#### TO DO
Type out every line below exactly as it reads.

(Stored data)
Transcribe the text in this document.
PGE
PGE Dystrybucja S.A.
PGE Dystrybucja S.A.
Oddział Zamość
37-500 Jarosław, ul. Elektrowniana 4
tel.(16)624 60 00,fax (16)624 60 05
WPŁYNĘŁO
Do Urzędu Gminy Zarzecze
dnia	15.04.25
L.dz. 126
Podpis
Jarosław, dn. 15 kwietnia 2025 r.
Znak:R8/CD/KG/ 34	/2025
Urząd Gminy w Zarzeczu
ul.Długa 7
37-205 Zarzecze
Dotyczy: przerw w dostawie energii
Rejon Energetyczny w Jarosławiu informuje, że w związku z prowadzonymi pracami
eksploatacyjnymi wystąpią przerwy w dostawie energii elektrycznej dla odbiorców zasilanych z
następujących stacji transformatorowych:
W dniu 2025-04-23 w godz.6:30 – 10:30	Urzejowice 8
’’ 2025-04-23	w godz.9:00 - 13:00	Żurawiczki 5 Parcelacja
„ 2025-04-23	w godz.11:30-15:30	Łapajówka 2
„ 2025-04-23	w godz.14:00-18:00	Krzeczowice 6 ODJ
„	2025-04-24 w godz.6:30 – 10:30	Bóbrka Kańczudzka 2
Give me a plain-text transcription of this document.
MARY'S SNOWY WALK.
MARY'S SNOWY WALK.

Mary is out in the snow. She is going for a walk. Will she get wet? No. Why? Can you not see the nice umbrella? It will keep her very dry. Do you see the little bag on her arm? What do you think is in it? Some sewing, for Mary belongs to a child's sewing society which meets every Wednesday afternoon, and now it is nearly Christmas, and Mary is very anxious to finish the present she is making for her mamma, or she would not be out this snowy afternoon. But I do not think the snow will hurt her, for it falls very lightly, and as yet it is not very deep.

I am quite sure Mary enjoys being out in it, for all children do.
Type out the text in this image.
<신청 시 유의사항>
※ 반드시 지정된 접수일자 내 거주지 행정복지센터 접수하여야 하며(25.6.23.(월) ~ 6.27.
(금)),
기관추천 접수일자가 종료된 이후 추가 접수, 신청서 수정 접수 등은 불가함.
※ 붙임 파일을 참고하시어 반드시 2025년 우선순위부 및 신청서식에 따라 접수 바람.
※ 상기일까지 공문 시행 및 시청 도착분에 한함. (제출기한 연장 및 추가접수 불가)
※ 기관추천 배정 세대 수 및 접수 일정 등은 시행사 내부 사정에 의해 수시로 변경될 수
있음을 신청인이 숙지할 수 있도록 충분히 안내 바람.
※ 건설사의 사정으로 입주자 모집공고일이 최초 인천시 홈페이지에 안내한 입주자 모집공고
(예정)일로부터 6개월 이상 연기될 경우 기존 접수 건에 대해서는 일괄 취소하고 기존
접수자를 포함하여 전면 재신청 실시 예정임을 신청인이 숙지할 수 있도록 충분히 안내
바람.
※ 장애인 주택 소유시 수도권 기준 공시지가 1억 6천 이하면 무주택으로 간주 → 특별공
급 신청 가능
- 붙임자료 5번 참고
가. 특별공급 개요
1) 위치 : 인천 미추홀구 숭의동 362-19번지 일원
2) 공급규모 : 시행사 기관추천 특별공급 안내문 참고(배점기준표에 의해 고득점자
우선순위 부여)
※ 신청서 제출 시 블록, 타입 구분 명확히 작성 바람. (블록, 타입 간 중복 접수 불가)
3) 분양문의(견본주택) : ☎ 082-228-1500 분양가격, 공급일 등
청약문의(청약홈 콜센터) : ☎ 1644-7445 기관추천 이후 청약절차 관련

#### TASK RESPONSE
Transcribe the text in this document.
PGE
PGE Dystrybucja S.A.
PGE Dystrybucja S.A.
Oddział Zamość
37-500 Jarosław, ul. Elektrowniana 4
tel.(16)624 60 00,fax (16)624 60 05
WPŁYNĘŁO
Do Urzędu Gminy Zarzecze
dnia	15.04.25
L.dz. 126
Podpis
Jarosław, dn. 15 kwietnia 2025 r.
Znak:R8/CD/KG/ 34	/2025
Urząd Gminy w Zarzeczu
ul.Długa 7
37-205 Zarzecze
Dotyczy: przerw w dostawie energii
Rejon Energetyczny w Jarosławiu informuje, że w związku z prowadzonymi pracami
eksploatacyjnymi wystąpią przerwy w dostawie energii elektrycznej dla odbiorców zasilanych z
następujących stacji transformatorowych:
W dniu 2025-04-23 w godz.6:30 – 10:30	Urzejowice 8
’’ 2025-04-23	w godz.9:00 - 13:00	Żurawiczki 5 Parcelacja
„ 2025-04-23	w godz.11:30-15:30	Łapajówka 2
„ 2025-04-23	w godz.14:00-18:00	Krzeczowice 6 ODJ
„	2025-04-24 w godz.6:30 – 10:30	Bóbrka Kańczudzka 2
Give me a plain-text transcription of this document.
MARY'S SNOWY WALK.
MARY'S SNOWY WALK.

Mary is out in the snow. She is going for a walk. Will she get wet? No. Why? Can you not see the nice umbrella? It will keep her very dry. Do you see the little bag on her arm? What do you think is in it? Some sewing, for Mary belongs to a child's sewing society which meets every Wednesday afternoon, and now it is nearly Christmas, and Mary is very anxious to finish the present she is making for her mamma, or she would not be out this snowy afternoon. But I do not think the snow will hurt her, for it falls very lightly, and as yet it is not very deep.

I am quite sure Mary enjoys being out in it, for all children do.
Type out the text in this image.
<신청 시 유의사항>
※ 반드시 지정된 접수일자 내 거주지 행정복지센터 접수하여야 하며(25.6.23.(월) ~ 6.27.
(금)),
기관추천 접수일자가 종료된 이후 추가 접수, 신청서 수정 접수 등은 불가함.
※ 붙임 파일을 참고하시어 반드시 2025년 우선순위부 및 신청서식에 따라 접수 바람.
※ 상기일까지 공문 시행 및 시청 도착분에 한함. (제출기한 연장 및 추가접수 불가)
※ 기관추천 배정 세대 수 및 접수 일정 등은 시행사 내부 사정에 의해 수시로 변경될 수
있음을 신청인이 숙지할 수 있도록 충분히 안내 바람.
※ 건설사의 사정으로 입주자 모집공고일이 최초 인천시 홈페이지에 안내한 입주자 모집공고
(예정)일로부터 6개월 이상 연기될 경우 기존 접수 건에 대해서는 일괄 취소하고 기존
접수자를 포함하여 전면 재신청 실시 예정임을 신청인이 숙지할 수 있도록 충분히 안내
바람.
※ 장애인 주택 소유시 수도권 기준 공시지가 1억 6천 이하면 무주택으로 간주 → 특별공
급 신청 가능
- 붙임자료 5번 참고
가. 특별공급 개요
1) 위치 : 인천 미추홀구 숭의동 362-19번지 일원
2) 공급규모 : 시행사 기관추천 특별공급 안내문 참고(배점기준표에 의해 고득점자
우선순위 부여)
※ 신청서 제출 시 블록, 타입 구분 명확히 작성 바람. (블록, 타입 간 중복 접수 불가)
3) 분양문의(견본주택) : ☎ 082-228-1500 분양가격, 공급일 등
청약문의(청약홈 콜센터) : ☎ 1644-7445 기관추천 이후 청약절차 관련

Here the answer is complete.